▶ Task inputs:
****************************************

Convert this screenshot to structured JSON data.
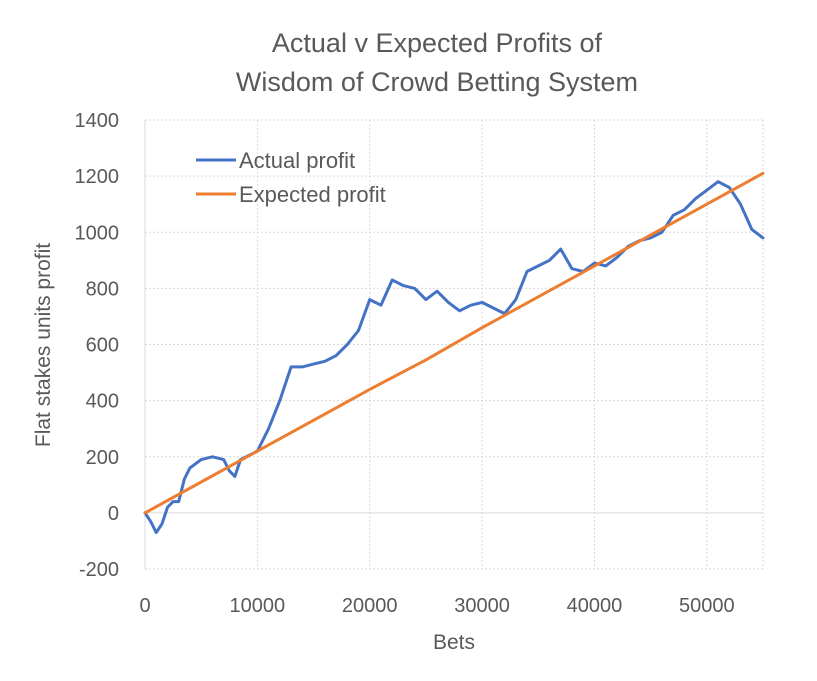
{
  "chart_data": {
    "type": "line",
    "title_lines": [
      "Actual v Expected Profits of",
      "Wisdom of Crowd Betting System"
    ],
    "xlabel": "Bets",
    "ylabel": "Flat stakes units profit",
    "xlim": [
      0,
      55000
    ],
    "ylim": [
      -200,
      1400
    ],
    "x_ticks": [
      0,
      10000,
      20000,
      30000,
      40000,
      50000
    ],
    "y_ticks": [
      -200,
      0,
      200,
      400,
      600,
      800,
      1000,
      1200,
      1400
    ],
    "grid": true,
    "legend_position": "top-left",
    "series": [
      {
        "name": "Actual profit",
        "color": "#4472c4",
        "x": [
          0,
          500,
          1000,
          1500,
          2000,
          2500,
          3000,
          3500,
          4000,
          5000,
          6000,
          7000,
          7500,
          8000,
          8500,
          9000,
          10000,
          11000,
          12000,
          13000,
          14000,
          15000,
          16000,
          17000,
          18000,
          19000,
          20000,
          21000,
          22000,
          22500,
          23000,
          24000,
          25000,
          26000,
          27000,
          28000,
          29000,
          30000,
          31000,
          32000,
          33000,
          34000,
          35000,
          36000,
          37000,
          38000,
          39000,
          40000,
          41000,
          42000,
          43000,
          44000,
          45000,
          46000,
          47000,
          48000,
          49000,
          50000,
          51000,
          52000,
          53000,
          54000,
          55000
        ],
        "y": [
          0,
          -30,
          -70,
          -40,
          20,
          40,
          40,
          120,
          160,
          190,
          200,
          190,
          150,
          130,
          190,
          200,
          220,
          300,
          400,
          520,
          520,
          530,
          540,
          560,
          600,
          650,
          760,
          740,
          830,
          820,
          810,
          800,
          760,
          790,
          750,
          720,
          740,
          750,
          730,
          710,
          760,
          860,
          880,
          900,
          940,
          870,
          860,
          890,
          880,
          910,
          950,
          970,
          980,
          1000,
          1060,
          1080,
          1120,
          1150,
          1180,
          1160,
          1100,
          1010,
          980
        ]
      },
      {
        "name": "Expected profit",
        "color": "#ed7d31",
        "x": [
          0,
          5000,
          10000,
          15000,
          20000,
          25000,
          30000,
          35000,
          40000,
          45000,
          50000,
          55000
        ],
        "y": [
          0,
          110,
          220,
          330,
          440,
          545,
          660,
          770,
          880,
          990,
          1100,
          1210
        ]
      }
    ]
  }
}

****************************************

▶ Goal:
Look through the material above and work out how many of its lines contain "Expected". State the number only.

▶ Written response:
2